Stated task: Show all lines holding the string "Selector".

# Exercise input start

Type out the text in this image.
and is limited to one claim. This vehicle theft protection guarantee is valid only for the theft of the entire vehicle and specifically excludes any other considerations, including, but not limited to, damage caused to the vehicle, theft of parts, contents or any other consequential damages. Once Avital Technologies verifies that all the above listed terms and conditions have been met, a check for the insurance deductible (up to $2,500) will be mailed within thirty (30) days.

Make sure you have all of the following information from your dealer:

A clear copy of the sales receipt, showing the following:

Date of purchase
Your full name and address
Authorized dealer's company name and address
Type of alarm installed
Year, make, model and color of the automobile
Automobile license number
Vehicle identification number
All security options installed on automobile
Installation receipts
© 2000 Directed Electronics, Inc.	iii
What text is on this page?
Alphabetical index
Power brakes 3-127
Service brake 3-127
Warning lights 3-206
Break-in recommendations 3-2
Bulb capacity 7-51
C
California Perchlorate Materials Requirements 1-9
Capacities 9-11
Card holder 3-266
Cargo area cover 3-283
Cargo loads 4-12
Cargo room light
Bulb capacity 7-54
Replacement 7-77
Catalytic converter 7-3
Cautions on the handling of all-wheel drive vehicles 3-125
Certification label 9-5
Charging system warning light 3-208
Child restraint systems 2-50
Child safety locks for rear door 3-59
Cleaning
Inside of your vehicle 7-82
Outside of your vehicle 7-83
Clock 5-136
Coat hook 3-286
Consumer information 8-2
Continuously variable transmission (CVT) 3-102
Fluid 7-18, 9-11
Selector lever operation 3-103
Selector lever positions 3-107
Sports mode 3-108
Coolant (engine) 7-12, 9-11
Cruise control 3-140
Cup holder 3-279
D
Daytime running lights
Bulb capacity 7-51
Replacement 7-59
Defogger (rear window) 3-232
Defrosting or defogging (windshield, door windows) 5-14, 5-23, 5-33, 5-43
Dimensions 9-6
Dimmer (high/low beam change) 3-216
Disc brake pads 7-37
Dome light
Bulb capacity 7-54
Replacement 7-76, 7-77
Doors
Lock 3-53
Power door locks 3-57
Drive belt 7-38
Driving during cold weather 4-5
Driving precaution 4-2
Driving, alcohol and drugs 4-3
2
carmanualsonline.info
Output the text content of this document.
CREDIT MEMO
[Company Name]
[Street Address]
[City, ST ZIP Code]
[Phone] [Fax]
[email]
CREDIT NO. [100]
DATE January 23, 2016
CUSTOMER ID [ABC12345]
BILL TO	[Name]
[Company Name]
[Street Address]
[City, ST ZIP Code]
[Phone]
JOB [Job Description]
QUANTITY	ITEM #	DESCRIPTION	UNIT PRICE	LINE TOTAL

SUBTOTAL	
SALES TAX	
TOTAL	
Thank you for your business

# Exercise input end

Reply:
Selector lever operation 3-103
Selector lever positions 3-107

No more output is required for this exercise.